*What is expected*
Within the records below, find each line that holds the string "gwgg", then copy it.

*Available records*
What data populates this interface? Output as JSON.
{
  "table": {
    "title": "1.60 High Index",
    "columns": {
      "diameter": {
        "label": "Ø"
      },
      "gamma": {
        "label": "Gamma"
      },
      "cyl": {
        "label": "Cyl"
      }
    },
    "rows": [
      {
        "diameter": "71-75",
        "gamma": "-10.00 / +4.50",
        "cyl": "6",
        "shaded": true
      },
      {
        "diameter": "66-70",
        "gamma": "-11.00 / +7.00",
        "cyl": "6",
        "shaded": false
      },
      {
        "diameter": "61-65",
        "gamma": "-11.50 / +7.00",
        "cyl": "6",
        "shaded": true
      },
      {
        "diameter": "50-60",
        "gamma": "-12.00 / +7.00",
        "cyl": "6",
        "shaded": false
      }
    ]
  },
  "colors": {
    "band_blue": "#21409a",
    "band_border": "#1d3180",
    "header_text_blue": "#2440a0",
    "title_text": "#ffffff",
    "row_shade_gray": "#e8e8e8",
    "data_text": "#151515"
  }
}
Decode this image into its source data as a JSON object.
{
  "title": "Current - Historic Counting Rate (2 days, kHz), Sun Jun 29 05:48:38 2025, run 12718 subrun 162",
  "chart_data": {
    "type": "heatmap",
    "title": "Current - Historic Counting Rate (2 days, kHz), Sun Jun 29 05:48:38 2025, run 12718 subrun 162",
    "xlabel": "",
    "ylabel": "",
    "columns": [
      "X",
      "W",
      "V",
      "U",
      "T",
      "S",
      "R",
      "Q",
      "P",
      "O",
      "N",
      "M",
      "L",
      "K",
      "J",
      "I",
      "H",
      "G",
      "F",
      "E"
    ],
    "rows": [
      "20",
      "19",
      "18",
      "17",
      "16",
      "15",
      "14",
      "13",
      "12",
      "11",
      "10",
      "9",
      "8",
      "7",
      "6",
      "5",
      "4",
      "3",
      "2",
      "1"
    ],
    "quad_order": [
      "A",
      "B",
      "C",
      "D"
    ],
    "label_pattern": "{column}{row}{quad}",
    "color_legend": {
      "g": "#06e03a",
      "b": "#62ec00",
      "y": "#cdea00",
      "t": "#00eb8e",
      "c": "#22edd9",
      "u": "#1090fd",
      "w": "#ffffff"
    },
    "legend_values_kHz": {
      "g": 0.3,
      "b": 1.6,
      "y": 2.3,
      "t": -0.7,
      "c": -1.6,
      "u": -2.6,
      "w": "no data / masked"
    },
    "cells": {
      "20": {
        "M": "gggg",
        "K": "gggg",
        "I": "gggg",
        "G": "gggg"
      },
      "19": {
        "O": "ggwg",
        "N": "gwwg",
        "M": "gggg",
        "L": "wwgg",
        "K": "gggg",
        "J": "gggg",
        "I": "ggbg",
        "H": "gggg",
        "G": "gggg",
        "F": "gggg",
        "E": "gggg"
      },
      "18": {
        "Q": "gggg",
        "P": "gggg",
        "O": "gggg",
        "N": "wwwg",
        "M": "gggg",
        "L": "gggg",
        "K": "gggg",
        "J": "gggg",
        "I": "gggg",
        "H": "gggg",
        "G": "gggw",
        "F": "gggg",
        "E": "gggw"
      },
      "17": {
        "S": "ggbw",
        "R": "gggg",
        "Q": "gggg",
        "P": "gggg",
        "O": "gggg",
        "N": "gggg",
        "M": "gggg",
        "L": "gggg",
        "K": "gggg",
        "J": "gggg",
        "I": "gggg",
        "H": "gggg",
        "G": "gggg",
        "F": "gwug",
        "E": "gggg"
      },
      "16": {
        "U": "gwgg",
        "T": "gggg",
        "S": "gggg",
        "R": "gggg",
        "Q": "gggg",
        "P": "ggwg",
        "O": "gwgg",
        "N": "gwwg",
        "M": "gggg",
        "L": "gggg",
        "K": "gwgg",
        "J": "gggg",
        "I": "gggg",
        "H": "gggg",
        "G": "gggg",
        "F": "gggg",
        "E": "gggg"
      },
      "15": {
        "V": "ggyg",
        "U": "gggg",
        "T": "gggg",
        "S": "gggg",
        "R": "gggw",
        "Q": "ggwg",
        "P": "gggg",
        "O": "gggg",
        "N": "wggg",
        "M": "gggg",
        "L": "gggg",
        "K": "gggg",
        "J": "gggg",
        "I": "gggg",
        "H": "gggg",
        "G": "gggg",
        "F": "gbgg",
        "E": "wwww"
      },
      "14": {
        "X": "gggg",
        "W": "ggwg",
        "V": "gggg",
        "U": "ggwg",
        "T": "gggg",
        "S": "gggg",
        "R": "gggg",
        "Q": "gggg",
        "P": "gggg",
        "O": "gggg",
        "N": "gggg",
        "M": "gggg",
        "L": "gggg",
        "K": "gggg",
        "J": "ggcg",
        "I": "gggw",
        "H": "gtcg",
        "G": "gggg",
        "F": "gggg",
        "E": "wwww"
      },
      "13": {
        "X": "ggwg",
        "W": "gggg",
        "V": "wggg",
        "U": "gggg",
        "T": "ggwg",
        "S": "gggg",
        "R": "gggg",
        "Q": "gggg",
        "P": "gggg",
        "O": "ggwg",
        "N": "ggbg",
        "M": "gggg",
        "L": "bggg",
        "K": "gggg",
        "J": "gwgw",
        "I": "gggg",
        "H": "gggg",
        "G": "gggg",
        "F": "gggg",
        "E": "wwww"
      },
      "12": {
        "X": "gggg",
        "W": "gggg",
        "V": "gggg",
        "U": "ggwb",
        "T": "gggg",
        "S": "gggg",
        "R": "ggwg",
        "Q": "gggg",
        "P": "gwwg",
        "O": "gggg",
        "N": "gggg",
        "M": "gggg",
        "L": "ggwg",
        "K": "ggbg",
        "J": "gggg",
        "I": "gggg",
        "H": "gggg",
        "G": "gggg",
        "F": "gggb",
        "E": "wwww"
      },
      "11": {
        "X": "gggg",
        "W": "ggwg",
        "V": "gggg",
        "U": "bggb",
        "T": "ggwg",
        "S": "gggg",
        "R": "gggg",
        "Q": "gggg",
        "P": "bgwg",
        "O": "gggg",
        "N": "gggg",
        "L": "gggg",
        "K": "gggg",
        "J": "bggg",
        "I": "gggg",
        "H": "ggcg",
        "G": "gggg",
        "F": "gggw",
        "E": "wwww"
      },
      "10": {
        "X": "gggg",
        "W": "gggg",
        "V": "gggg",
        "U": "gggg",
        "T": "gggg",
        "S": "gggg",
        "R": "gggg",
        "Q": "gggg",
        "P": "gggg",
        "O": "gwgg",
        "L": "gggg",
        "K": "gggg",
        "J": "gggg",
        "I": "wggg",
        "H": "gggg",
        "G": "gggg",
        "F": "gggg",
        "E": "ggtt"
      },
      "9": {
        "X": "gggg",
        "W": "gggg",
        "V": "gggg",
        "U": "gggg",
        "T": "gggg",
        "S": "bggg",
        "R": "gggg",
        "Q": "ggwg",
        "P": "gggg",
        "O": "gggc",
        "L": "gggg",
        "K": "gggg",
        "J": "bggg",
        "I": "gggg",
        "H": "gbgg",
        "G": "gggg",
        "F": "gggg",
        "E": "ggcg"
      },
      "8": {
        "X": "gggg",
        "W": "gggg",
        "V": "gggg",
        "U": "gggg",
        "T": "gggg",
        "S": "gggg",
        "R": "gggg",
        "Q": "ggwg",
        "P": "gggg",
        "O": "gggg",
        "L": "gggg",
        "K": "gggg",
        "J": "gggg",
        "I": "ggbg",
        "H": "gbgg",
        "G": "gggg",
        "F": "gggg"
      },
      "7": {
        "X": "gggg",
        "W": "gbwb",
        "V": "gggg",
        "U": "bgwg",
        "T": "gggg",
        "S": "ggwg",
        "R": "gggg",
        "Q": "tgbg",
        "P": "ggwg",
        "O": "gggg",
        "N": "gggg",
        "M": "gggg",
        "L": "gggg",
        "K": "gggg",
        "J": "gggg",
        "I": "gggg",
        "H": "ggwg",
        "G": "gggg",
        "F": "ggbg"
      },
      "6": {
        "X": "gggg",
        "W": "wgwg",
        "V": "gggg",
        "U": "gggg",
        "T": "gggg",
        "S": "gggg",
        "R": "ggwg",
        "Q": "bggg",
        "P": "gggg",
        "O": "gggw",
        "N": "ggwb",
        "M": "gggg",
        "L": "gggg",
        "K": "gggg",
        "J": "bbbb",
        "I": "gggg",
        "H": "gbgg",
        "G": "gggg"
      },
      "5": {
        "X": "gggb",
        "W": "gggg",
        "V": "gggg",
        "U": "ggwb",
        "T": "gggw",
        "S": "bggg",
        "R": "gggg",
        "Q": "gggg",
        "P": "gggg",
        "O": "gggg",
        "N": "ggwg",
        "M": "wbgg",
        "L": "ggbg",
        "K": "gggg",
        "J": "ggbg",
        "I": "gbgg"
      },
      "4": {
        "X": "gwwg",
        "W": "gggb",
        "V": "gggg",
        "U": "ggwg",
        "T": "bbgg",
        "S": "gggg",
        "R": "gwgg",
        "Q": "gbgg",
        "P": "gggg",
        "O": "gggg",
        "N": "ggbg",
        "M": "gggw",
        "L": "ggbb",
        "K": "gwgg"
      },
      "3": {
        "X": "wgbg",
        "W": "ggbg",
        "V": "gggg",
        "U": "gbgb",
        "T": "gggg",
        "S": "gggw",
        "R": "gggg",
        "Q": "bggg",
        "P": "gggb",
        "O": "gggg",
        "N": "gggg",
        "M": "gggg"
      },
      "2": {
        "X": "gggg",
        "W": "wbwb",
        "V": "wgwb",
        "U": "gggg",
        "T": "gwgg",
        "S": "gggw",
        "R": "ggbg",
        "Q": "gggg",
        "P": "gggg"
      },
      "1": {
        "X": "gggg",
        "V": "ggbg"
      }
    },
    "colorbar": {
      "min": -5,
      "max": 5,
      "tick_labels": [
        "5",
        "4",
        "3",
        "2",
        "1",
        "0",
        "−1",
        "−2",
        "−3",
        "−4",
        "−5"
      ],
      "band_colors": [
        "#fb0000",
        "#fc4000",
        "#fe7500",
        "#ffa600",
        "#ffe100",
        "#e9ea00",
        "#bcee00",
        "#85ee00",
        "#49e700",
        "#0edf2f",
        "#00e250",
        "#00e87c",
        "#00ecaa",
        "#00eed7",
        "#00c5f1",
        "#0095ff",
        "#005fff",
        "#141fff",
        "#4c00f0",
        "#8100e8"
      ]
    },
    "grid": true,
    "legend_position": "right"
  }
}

*Exercise result*
        "U": "gwgg",
        "O": "gwgg",
        "K": "gwgg",
        "O": "gwgg",
        "R": "gwgg",
        "K": "gwgg"
        "T": "gwgg",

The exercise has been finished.